◆ **TASK REQUIREMENTS**
Select every line below containing the word "JSON".

Data records:
━━━━━━━━━━━━━━━━
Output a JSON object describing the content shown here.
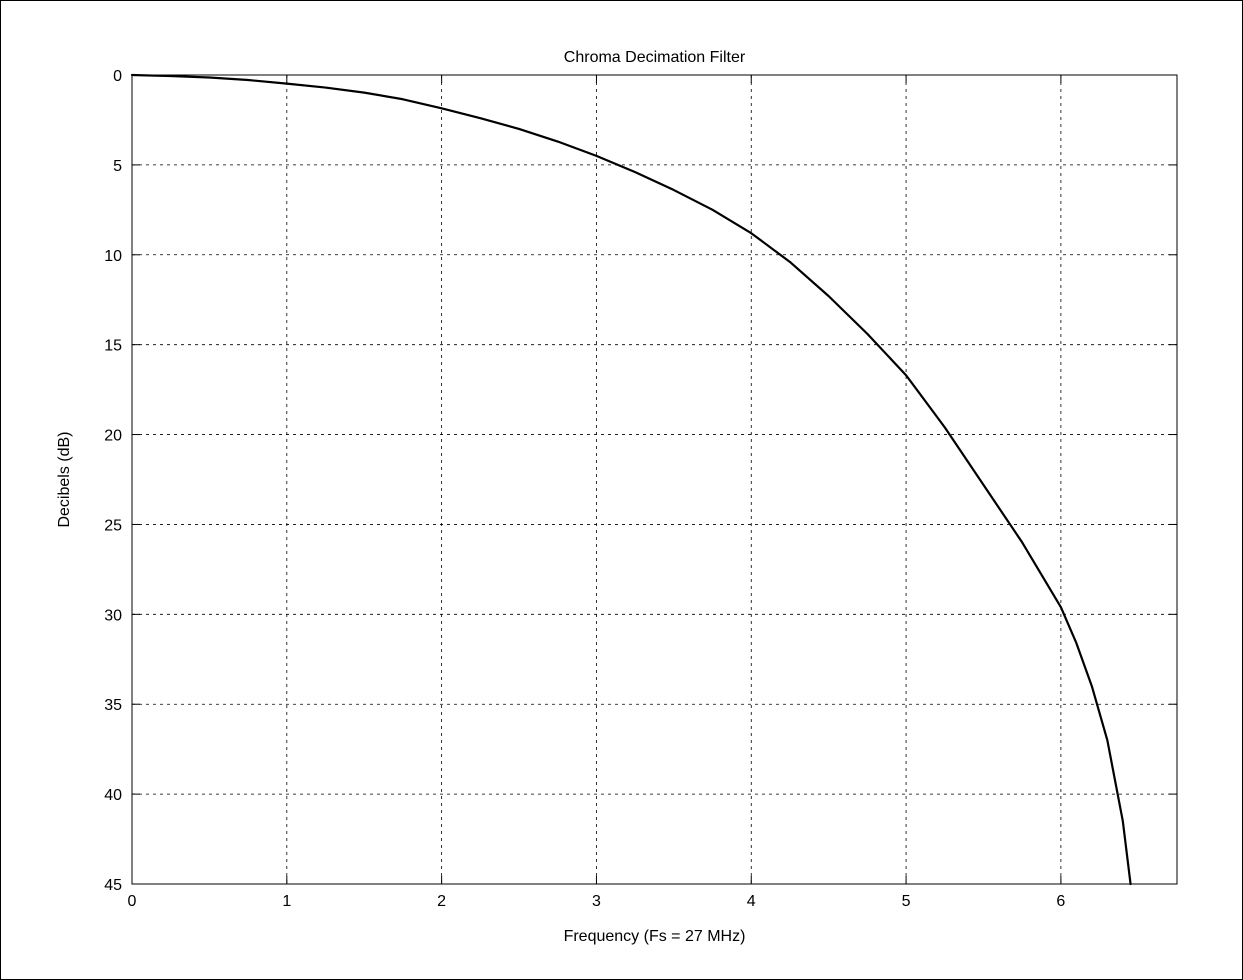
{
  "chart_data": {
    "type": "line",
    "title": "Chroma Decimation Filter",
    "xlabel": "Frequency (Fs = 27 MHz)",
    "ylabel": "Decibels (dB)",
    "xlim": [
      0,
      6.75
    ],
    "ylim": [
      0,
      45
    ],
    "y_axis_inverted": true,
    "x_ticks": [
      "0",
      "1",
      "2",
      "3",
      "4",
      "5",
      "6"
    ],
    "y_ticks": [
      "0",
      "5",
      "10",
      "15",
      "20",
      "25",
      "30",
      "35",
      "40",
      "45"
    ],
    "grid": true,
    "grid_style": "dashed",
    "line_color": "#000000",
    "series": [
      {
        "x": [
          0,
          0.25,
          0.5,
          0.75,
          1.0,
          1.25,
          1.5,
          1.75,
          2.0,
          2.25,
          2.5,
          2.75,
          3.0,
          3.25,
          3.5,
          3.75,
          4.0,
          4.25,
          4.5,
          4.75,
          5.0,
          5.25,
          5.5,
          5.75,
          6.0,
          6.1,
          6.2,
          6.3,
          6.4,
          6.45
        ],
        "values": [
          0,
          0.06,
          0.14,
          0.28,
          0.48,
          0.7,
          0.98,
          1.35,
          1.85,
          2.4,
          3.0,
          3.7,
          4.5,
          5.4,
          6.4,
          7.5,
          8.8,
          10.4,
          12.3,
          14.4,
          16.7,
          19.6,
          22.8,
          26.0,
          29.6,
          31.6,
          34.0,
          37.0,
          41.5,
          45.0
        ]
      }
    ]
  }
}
━━━━━━━━━━━━━━━━
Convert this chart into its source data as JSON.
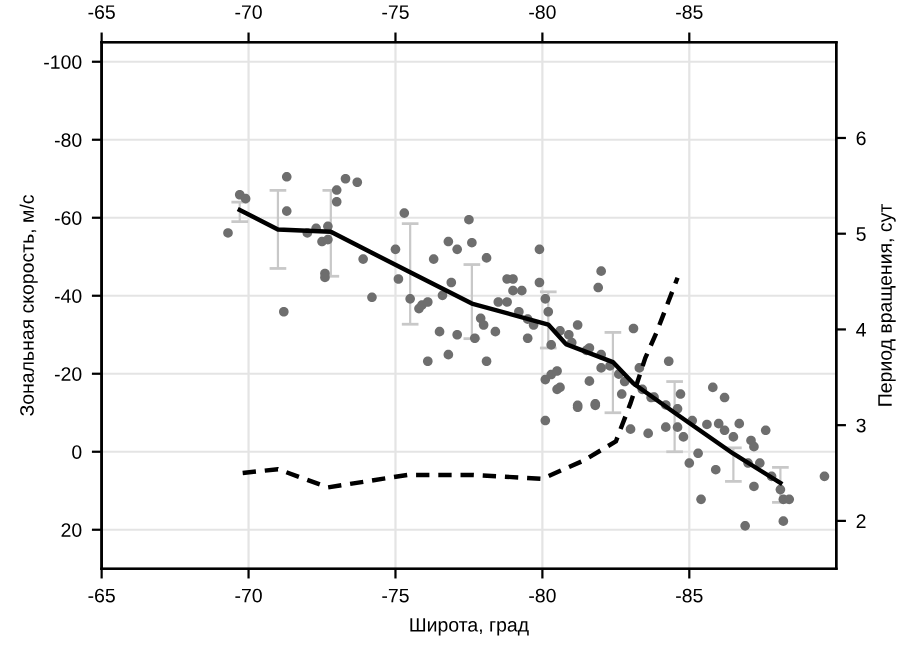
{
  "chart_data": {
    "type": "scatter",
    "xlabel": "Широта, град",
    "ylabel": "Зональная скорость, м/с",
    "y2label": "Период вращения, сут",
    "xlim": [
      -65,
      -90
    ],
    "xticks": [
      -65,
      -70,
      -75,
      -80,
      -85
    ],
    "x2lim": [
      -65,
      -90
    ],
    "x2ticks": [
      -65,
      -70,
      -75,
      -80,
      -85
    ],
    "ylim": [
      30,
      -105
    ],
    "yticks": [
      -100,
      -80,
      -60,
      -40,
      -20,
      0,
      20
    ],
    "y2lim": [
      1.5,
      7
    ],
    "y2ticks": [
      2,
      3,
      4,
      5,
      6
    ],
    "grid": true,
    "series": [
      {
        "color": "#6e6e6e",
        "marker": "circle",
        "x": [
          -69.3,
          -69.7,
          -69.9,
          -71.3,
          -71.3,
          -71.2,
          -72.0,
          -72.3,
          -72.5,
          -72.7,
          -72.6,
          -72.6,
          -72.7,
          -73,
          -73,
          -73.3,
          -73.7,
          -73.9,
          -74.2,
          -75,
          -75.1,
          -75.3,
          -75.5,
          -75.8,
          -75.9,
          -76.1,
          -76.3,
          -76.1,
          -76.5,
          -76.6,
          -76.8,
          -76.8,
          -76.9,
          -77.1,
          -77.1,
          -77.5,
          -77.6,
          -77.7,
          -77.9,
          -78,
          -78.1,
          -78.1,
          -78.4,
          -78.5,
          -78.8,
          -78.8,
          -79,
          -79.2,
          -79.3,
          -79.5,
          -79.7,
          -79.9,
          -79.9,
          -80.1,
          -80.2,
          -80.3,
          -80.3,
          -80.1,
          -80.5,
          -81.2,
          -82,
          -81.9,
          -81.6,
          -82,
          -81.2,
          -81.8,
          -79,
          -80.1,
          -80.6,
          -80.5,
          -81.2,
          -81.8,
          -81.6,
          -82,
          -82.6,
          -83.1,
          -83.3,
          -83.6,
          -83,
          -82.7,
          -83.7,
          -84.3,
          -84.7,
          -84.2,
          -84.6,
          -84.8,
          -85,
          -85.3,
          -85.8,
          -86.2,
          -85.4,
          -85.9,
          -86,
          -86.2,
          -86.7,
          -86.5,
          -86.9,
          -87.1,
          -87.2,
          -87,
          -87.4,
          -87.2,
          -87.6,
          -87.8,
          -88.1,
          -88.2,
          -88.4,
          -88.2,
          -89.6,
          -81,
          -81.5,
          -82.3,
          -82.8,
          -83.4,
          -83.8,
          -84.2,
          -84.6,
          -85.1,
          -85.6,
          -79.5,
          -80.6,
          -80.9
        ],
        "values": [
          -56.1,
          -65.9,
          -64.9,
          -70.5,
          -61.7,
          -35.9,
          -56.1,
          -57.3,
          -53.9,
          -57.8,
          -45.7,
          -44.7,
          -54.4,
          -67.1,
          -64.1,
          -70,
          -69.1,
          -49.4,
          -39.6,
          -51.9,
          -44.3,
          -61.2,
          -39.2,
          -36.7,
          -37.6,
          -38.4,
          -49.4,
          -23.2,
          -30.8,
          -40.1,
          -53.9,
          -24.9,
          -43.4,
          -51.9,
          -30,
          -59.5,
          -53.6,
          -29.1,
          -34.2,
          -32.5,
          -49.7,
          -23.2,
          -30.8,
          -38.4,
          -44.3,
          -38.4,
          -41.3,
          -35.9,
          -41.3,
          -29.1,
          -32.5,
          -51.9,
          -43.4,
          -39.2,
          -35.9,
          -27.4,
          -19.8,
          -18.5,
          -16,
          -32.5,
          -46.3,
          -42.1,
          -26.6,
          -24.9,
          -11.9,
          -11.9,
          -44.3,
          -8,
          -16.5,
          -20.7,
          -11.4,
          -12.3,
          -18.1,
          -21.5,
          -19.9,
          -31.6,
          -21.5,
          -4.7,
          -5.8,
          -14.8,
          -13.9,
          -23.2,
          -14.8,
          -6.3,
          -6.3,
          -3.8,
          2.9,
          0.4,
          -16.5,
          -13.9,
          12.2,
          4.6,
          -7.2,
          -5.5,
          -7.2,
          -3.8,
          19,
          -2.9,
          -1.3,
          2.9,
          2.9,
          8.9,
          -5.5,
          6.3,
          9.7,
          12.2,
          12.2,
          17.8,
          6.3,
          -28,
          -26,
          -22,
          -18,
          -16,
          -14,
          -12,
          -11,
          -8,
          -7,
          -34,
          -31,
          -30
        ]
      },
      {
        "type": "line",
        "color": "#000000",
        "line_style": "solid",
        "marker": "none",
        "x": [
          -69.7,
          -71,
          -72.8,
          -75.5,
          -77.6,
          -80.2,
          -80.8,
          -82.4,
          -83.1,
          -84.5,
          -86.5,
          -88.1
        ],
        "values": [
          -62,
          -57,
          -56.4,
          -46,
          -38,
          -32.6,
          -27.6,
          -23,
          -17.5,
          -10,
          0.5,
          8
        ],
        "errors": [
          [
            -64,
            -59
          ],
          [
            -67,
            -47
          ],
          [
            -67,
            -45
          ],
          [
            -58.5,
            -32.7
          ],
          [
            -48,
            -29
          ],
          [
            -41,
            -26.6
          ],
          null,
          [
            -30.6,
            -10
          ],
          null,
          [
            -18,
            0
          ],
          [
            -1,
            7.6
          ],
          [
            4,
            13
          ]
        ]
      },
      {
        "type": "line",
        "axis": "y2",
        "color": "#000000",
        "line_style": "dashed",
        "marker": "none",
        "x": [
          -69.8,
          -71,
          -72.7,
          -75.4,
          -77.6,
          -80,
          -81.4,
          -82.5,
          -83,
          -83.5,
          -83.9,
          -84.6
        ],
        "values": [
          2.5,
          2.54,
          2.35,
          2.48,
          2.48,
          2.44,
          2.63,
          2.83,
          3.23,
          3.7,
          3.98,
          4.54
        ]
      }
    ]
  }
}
━━━━━━━━━━━━━━━━
◆ **SOLUTION FOR THIS EXERCISE**
Output a JSON object describing the content shown here.
Convert this chart into its source data as JSON.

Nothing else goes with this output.